> [Data for this task]:
◆ ◆ ◆ ◆ ◆ ◆ ◆

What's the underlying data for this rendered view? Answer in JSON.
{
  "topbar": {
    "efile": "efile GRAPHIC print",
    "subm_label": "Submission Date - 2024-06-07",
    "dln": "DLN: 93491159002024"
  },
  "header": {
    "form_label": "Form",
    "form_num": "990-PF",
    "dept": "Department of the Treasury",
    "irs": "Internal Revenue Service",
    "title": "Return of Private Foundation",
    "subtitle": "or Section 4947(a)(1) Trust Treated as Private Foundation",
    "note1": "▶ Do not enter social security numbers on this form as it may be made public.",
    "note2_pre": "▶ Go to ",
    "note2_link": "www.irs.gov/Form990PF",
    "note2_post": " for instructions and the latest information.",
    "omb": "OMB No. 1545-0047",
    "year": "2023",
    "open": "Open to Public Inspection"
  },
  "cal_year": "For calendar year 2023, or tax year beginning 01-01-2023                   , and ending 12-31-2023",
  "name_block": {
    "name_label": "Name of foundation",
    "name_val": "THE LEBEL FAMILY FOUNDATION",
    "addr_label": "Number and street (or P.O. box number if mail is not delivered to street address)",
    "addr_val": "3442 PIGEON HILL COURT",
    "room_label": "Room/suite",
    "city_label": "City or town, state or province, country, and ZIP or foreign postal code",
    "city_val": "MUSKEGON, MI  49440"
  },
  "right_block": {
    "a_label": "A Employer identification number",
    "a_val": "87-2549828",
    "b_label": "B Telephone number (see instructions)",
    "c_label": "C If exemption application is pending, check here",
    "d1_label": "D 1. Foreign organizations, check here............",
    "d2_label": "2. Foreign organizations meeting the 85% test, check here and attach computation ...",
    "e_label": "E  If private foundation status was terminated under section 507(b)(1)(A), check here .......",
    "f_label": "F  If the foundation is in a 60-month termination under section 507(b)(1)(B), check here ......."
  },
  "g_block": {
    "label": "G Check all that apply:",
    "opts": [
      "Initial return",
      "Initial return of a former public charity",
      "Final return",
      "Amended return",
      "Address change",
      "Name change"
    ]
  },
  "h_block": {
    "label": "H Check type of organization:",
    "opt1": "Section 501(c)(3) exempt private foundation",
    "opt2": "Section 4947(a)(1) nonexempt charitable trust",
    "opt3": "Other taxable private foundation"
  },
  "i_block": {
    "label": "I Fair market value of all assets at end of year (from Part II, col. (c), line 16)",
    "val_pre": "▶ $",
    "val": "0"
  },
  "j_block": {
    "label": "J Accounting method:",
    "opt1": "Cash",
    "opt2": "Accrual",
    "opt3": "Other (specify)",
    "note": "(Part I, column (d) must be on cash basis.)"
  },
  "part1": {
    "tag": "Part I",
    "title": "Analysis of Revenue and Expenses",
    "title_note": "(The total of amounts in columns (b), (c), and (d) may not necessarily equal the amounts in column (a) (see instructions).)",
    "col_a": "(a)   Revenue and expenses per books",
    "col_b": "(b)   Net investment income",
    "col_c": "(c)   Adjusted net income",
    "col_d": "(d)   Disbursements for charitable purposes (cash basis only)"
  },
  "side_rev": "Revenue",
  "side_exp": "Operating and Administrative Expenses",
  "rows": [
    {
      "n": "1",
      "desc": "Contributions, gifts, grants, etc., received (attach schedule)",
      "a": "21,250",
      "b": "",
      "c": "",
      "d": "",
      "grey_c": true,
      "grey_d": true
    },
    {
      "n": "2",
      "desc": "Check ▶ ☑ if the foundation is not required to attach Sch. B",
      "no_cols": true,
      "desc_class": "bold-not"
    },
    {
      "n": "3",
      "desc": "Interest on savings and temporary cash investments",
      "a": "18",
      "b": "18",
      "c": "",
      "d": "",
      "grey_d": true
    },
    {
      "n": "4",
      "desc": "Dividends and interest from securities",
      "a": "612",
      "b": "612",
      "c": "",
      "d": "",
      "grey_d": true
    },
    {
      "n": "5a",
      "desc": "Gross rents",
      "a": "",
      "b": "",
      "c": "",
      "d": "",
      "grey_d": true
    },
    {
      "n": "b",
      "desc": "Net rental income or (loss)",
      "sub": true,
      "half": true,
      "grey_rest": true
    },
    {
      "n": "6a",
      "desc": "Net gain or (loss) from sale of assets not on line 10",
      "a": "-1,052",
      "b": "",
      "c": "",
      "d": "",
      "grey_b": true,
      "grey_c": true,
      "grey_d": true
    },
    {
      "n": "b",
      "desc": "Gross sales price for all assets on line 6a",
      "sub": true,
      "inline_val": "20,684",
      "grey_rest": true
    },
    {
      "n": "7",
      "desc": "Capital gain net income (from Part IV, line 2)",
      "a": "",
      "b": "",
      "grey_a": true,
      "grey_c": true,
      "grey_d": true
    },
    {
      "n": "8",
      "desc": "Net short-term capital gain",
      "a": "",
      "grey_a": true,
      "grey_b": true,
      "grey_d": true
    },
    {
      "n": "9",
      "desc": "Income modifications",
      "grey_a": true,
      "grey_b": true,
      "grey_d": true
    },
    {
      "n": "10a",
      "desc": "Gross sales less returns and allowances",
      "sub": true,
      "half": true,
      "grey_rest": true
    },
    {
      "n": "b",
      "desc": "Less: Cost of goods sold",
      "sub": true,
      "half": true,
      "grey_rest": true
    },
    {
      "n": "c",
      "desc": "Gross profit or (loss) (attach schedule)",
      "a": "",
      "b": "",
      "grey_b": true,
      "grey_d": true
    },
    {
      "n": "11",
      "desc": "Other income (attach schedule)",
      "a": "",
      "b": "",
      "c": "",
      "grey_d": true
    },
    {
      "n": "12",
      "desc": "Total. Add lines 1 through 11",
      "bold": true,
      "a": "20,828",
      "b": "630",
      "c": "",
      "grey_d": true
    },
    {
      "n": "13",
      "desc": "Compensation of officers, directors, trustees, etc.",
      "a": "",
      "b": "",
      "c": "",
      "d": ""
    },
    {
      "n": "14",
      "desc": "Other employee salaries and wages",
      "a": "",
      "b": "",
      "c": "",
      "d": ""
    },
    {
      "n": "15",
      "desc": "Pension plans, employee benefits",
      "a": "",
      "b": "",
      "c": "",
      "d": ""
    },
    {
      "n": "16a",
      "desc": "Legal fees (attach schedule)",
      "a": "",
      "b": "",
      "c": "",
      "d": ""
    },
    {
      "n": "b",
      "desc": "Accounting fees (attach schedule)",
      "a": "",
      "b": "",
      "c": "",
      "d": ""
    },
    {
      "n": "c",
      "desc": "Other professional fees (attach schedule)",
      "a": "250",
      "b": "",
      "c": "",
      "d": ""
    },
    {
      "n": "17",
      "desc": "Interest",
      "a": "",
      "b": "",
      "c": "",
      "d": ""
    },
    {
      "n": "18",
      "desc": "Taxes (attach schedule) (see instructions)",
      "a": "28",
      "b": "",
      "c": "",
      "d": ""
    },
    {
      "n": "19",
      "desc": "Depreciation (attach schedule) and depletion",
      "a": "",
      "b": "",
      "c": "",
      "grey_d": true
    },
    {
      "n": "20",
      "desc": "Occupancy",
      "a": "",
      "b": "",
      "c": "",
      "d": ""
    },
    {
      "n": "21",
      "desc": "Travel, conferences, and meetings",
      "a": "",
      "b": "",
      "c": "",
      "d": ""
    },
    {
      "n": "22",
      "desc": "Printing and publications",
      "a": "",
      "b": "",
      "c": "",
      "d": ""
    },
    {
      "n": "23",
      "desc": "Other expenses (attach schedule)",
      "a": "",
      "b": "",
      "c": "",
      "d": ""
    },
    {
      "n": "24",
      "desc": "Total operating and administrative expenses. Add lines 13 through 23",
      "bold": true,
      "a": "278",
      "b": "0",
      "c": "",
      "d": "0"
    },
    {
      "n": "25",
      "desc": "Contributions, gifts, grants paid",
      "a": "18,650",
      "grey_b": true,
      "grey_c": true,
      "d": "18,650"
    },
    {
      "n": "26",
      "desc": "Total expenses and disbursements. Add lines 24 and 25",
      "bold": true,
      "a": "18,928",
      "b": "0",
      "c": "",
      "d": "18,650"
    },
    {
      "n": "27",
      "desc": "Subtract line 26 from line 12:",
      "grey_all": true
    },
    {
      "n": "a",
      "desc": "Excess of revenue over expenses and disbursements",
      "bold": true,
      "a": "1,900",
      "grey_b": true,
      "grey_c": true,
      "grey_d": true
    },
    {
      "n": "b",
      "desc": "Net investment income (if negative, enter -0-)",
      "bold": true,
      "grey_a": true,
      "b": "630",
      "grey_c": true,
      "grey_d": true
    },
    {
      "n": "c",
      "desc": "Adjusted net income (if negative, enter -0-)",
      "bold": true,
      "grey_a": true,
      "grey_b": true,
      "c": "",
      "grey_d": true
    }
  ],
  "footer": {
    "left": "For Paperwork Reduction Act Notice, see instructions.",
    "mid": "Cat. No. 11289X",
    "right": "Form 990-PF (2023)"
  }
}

◆ ◆ ◆ ◆ ◆ ◆ ◆

List every line above that contains the word "lines".

> [Correct output]:
      "desc": "Total. Add lines 1 through 11",
      "desc": "Total operating and administrative expenses. Add lines 13 through 23",
      "desc": "Total expenses and disbursements. Add lines 24 and 25",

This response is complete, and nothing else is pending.